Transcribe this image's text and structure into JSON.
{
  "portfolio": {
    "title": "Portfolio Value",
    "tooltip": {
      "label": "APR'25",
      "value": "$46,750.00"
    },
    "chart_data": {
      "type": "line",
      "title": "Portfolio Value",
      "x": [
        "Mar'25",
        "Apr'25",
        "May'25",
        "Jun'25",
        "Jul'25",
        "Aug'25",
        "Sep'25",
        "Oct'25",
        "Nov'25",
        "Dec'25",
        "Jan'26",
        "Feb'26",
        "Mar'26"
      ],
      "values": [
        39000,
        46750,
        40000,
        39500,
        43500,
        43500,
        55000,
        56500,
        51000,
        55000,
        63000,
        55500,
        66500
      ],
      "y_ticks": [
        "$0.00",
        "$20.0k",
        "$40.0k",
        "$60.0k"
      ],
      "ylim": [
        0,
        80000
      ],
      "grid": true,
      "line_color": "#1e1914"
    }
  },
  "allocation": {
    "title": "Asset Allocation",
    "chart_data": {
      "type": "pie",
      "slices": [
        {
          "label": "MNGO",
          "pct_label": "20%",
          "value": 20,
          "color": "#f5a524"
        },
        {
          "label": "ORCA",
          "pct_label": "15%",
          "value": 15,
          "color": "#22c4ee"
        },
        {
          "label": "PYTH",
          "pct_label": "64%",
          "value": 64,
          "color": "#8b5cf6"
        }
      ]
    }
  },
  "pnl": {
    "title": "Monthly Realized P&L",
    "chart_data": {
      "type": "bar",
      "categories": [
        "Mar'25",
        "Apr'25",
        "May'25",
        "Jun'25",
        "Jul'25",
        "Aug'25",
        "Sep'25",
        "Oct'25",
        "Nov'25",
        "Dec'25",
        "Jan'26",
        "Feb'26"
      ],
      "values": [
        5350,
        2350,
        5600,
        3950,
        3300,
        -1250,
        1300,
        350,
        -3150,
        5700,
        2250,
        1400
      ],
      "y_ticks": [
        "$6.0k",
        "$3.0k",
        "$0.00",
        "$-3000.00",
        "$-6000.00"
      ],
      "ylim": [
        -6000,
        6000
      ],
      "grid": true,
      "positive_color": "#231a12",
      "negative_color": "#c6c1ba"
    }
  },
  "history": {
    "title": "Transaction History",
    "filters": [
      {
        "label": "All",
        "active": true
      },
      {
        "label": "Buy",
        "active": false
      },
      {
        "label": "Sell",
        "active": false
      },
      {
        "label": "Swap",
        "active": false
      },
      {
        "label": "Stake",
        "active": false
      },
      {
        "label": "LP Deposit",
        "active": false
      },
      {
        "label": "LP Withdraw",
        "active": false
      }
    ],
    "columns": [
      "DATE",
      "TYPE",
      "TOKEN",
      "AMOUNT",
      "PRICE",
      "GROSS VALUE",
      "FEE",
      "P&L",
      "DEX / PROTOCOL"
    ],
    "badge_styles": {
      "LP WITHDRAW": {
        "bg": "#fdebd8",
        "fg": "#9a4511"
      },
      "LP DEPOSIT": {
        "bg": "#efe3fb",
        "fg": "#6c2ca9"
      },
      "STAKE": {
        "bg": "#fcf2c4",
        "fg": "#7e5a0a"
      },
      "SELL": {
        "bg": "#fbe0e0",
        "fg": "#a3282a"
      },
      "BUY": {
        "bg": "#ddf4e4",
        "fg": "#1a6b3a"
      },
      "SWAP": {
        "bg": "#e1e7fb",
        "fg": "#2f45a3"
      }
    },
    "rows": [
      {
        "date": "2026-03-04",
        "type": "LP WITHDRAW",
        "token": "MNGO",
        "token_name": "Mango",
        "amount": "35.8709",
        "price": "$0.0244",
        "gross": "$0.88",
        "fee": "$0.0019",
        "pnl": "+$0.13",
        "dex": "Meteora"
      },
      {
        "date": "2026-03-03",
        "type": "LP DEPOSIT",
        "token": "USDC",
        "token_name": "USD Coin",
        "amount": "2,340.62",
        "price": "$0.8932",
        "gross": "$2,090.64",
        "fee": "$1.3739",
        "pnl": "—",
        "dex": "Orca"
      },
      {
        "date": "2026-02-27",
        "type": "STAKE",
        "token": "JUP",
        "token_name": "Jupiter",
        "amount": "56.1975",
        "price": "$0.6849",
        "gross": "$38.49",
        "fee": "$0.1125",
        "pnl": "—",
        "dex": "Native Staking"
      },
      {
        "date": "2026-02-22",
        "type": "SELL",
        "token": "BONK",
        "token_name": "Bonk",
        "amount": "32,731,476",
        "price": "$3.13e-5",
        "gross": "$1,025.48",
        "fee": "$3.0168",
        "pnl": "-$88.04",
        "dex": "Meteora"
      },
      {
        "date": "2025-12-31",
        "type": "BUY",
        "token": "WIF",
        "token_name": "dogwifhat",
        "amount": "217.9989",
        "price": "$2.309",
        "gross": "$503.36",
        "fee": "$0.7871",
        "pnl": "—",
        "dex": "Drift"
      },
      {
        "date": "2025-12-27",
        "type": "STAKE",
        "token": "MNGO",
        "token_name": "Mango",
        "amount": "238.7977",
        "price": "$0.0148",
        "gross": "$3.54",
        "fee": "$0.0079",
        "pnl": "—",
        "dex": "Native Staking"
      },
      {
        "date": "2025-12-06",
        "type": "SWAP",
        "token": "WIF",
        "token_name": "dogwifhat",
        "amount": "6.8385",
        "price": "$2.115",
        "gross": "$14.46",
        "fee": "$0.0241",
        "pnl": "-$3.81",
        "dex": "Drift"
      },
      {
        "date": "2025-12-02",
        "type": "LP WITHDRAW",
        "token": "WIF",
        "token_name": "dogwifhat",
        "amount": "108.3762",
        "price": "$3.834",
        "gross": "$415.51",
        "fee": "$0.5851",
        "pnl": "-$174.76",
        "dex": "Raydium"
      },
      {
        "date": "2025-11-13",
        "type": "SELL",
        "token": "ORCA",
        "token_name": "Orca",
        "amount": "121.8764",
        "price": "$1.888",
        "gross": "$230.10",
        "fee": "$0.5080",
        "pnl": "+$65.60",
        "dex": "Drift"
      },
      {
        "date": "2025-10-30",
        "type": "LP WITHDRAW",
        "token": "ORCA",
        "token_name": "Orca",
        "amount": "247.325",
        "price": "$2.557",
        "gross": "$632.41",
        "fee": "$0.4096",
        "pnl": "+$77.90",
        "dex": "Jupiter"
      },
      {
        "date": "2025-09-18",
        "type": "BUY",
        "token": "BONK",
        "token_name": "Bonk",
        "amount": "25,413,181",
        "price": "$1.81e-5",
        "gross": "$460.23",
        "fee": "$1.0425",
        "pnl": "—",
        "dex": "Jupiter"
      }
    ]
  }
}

__________________________________________________

PROBLEM TO SOLVE
Repeat the records above exactly, leaving none out.

EXERCISE ANSWER
Transcribe this image's text and structure into JSON.
{
  "portfolio": {
    "title": "Portfolio Value",
    "tooltip": {
      "label": "APR'25",
      "value": "$46,750.00"
    },
    "chart_data": {
      "type": "line",
      "title": "Portfolio Value",
      "x": [
        "Mar'25",
        "Apr'25",
        "May'25",
        "Jun'25",
        "Jul'25",
        "Aug'25",
        "Sep'25",
        "Oct'25",
        "Nov'25",
        "Dec'25",
        "Jan'26",
        "Feb'26",
        "Mar'26"
      ],
      "values": [
        39000,
        46750,
        40000,
        39500,
        43500,
        43500,
        55000,
        56500,
        51000,
        55000,
        63000,
        55500,
        66500
      ],
      "y_ticks": [
        "$0.00",
        "$20.0k",
        "$40.0k",
        "$60.0k"
      ],
      "ylim": [
        0,
        80000
      ],
      "grid": true,
      "line_color": "#1e1914"
    }
  },
  "allocation": {
    "title": "Asset Allocation",
    "chart_data": {
      "type": "pie",
      "slices": [
        {
          "label": "MNGO",
          "pct_label": "20%",
          "value": 20,
          "color": "#f5a524"
        },
        {
          "label": "ORCA",
          "pct_label": "15%",
          "value": 15,
          "color": "#22c4ee"
        },
        {
          "label": "PYTH",
          "pct_label": "64%",
          "value": 64,
          "color": "#8b5cf6"
        }
      ]
    }
  },
  "pnl": {
    "title": "Monthly Realized P&L",
    "chart_data": {
      "type": "bar",
      "categories": [
        "Mar'25",
        "Apr'25",
        "May'25",
        "Jun'25",
        "Jul'25",
        "Aug'25",
        "Sep'25",
        "Oct'25",
        "Nov'25",
        "Dec'25",
        "Jan'26",
        "Feb'26"
      ],
      "values": [
        5350,
        2350,
        5600,
        3950,
        3300,
        -1250,
        1300,
        350,
        -3150,
        5700,
        2250,
        1400
      ],
      "y_ticks": [
        "$6.0k",
        "$3.0k",
        "$0.00",
        "$-3000.00",
        "$-6000.00"
      ],
      "ylim": [
        -6000,
        6000
      ],
      "grid": true,
      "positive_color": "#231a12",
      "negative_color": "#c6c1ba"
    }
  },
  "history": {
    "title": "Transaction History",
    "filters": [
      {
        "label": "All",
        "active": true
      },
      {
        "label": "Buy",
        "active": false
      },
      {
        "label": "Sell",
        "active": false
      },
      {
        "label": "Swap",
        "active": false
      },
      {
        "label": "Stake",
        "active": false
      },
      {
        "label": "LP Deposit",
        "active": false
      },
      {
        "label": "LP Withdraw",
        "active": false
      }
    ],
    "columns": [
      "DATE",
      "TYPE",
      "TOKEN",
      "AMOUNT",
      "PRICE",
      "GROSS VALUE",
      "FEE",
      "P&L",
      "DEX / PROTOCOL"
    ],
    "badge_styles": {
      "LP WITHDRAW": {
        "bg": "#fdebd8",
        "fg": "#9a4511"
      },
      "LP DEPOSIT": {
        "bg": "#efe3fb",
        "fg": "#6c2ca9"
      },
      "STAKE": {
        "bg": "#fcf2c4",
        "fg": "#7e5a0a"
      },
      "SELL": {
        "bg": "#fbe0e0",
        "fg": "#a3282a"
      },
      "BUY": {
        "bg": "#ddf4e4",
        "fg": "#1a6b3a"
      },
      "SWAP": {
        "bg": "#e1e7fb",
        "fg": "#2f45a3"
      }
    },
    "rows": [
      {
        "date": "2026-03-04",
        "type": "LP WITHDRAW",
        "token": "MNGO",
        "token_name": "Mango",
        "amount": "35.8709",
        "price": "$0.0244",
        "gross": "$0.88",
        "fee": "$0.0019",
        "pnl": "+$0.13",
        "dex": "Meteora"
      },
      {
        "date": "2026-03-03",
        "type": "LP DEPOSIT",
        "token": "USDC",
        "token_name": "USD Coin",
        "amount": "2,340.62",
        "price": "$0.8932",
        "gross": "$2,090.64",
        "fee": "$1.3739",
        "pnl": "—",
        "dex": "Orca"
      },
      {
        "date": "2026-02-27",
        "type": "STAKE",
        "token": "JUP",
        "token_name": "Jupiter",
        "amount": "56.1975",
        "price": "$0.6849",
        "gross": "$38.49",
        "fee": "$0.1125",
        "pnl": "—",
        "dex": "Native Staking"
      },
      {
        "date": "2026-02-22",
        "type": "SELL",
        "token": "BONK",
        "token_name": "Bonk",
        "amount": "32,731,476",
        "price": "$3.13e-5",
        "gross": "$1,025.48",
        "fee": "$3.0168",
        "pnl": "-$88.04",
        "dex": "Meteora"
      },
      {
        "date": "2025-12-31",
        "type": "BUY",
        "token": "WIF",
        "token_name": "dogwifhat",
        "amount": "217.9989",
        "price": "$2.309",
        "gross": "$503.36",
        "fee": "$0.7871",
        "pnl": "—",
        "dex": "Drift"
      },
      {
        "date": "2025-12-27",
        "type": "STAKE",
        "token": "MNGO",
        "token_name": "Mango",
        "amount": "238.7977",
        "price": "$0.0148",
        "gross": "$3.54",
        "fee": "$0.0079",
        "pnl": "—",
        "dex": "Native Staking"
      },
      {
        "date": "2025-12-06",
        "type": "SWAP",
        "token": "WIF",
        "token_name": "dogwifhat",
        "amount": "6.8385",
        "price": "$2.115",
        "gross": "$14.46",
        "fee": "$0.0241",
        "pnl": "-$3.81",
        "dex": "Drift"
      },
      {
        "date": "2025-12-02",
        "type": "LP WITHDRAW",
        "token": "WIF",
        "token_name": "dogwifhat",
        "amount": "108.3762",
        "price": "$3.834",
        "gross": "$415.51",
        "fee": "$0.5851",
        "pnl": "-$174.76",
        "dex": "Raydium"
      },
      {
        "date": "2025-11-13",
        "type": "SELL",
        "token": "ORCA",
        "token_name": "Orca",
        "amount": "121.8764",
        "price": "$1.888",
        "gross": "$230.10",
        "fee": "$0.5080",
        "pnl": "+$65.60",
        "dex": "Drift"
      },
      {
        "date": "2025-10-30",
        "type": "LP WITHDRAW",
        "token": "ORCA",
        "token_name": "Orca",
        "amount": "247.325",
        "price": "$2.557",
        "gross": "$632.41",
        "fee": "$0.4096",
        "pnl": "+$77.90",
        "dex": "Jupiter"
      },
      {
        "date": "2025-09-18",
        "type": "BUY",
        "token": "BONK",
        "token_name": "Bonk",
        "amount": "25,413,181",
        "price": "$1.81e-5",
        "gross": "$460.23",
        "fee": "$1.0425",
        "pnl": "—",
        "dex": "Jupiter"
      }
    ]
  }
}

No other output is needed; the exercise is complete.